[WORK TO DO]: Copy the full set of lines exactly as given.
▬▬▬
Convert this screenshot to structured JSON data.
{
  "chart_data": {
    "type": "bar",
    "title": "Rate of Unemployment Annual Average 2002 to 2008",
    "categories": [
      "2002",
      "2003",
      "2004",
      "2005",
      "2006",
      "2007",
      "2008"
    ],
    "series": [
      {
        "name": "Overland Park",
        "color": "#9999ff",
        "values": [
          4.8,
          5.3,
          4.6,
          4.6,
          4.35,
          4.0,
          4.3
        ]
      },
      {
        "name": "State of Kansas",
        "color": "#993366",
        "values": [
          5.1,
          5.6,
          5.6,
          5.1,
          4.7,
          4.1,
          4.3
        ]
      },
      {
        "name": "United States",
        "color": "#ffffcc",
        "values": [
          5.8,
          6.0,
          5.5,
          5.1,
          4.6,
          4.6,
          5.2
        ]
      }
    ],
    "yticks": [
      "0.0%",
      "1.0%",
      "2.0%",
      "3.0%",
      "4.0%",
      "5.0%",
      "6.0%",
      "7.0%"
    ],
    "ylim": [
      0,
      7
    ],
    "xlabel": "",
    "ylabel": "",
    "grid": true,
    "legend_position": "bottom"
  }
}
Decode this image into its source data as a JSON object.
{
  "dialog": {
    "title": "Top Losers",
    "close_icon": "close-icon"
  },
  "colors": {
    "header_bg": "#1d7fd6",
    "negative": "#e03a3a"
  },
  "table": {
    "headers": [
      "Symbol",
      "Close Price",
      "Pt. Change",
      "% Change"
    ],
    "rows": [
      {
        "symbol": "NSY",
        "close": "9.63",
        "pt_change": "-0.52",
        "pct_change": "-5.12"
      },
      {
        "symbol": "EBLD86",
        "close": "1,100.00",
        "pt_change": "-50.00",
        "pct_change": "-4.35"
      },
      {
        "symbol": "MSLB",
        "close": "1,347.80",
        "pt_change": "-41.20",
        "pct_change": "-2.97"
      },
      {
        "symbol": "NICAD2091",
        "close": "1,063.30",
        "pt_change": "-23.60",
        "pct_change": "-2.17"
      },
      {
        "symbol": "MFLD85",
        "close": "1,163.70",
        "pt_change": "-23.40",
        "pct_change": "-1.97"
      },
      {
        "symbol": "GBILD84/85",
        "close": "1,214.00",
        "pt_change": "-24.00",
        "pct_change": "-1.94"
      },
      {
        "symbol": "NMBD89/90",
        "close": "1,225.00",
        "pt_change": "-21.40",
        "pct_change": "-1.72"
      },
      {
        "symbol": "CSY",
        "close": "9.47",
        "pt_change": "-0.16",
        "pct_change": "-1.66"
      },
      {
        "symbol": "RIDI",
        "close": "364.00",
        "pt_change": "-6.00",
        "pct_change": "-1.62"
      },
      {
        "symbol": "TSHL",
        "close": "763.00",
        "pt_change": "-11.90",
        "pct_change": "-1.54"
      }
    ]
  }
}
▬▬▬
[RESPONSE FOR THIS EXERCISE]:
Convert this screenshot to structured JSON data.
{
  "chart_data": {
    "type": "bar",
    "title": "Rate of Unemployment Annual Average 2002 to 2008",
    "categories": [
      "2002",
      "2003",
      "2004",
      "2005",
      "2006",
      "2007",
      "2008"
    ],
    "series": [
      {
        "name": "Overland Park",
        "color": "#9999ff",
        "values": [
          4.8,
          5.3,
          4.6,
          4.6,
          4.35,
          4.0,
          4.3
        ]
      },
      {
        "name": "State of Kansas",
        "color": "#993366",
        "values": [
          5.1,
          5.6,
          5.6,
          5.1,
          4.7,
          4.1,
          4.3
        ]
      },
      {
        "name": "United States",
        "color": "#ffffcc",
        "values": [
          5.8,
          6.0,
          5.5,
          5.1,
          4.6,
          4.6,
          5.2
        ]
      }
    ],
    "yticks": [
      "0.0%",
      "1.0%",
      "2.0%",
      "3.0%",
      "4.0%",
      "5.0%",
      "6.0%",
      "7.0%"
    ],
    "ylim": [
      0,
      7
    ],
    "xlabel": "",
    "ylabel": "",
    "grid": true,
    "legend_position": "bottom"
  }
}
Decode this image into its source data as a JSON object.
{
  "dialog": {
    "title": "Top Losers",
    "close_icon": "close-icon"
  },
  "colors": {
    "header_bg": "#1d7fd6",
    "negative": "#e03a3a"
  },
  "table": {
    "headers": [
      "Symbol",
      "Close Price",
      "Pt. Change",
      "% Change"
    ],
    "rows": [
      {
        "symbol": "NSY",
        "close": "9.63",
        "pt_change": "-0.52",
        "pct_change": "-5.12"
      },
      {
        "symbol": "EBLD86",
        "close": "1,100.00",
        "pt_change": "-50.00",
        "pct_change": "-4.35"
      },
      {
        "symbol": "MSLB",
        "close": "1,347.80",
        "pt_change": "-41.20",
        "pct_change": "-2.97"
      },
      {
        "symbol": "NICAD2091",
        "close": "1,063.30",
        "pt_change": "-23.60",
        "pct_change": "-2.17"
      },
      {
        "symbol": "MFLD85",
        "close": "1,163.70",
        "pt_change": "-23.40",
        "pct_change": "-1.97"
      },
      {
        "symbol": "GBILD84/85",
        "close": "1,214.00",
        "pt_change": "-24.00",
        "pct_change": "-1.94"
      },
      {
        "symbol": "NMBD89/90",
        "close": "1,225.00",
        "pt_change": "-21.40",
        "pct_change": "-1.72"
      },
      {
        "symbol": "CSY",
        "close": "9.47",
        "pt_change": "-0.16",
        "pct_change": "-1.66"
      },
      {
        "symbol": "RIDI",
        "close": "364.00",
        "pt_change": "-6.00",
        "pct_change": "-1.62"
      },
      {
        "symbol": "TSHL",
        "close": "763.00",
        "pt_change": "-11.90",
        "pct_change": "-1.54"
      }
    ]
  }
}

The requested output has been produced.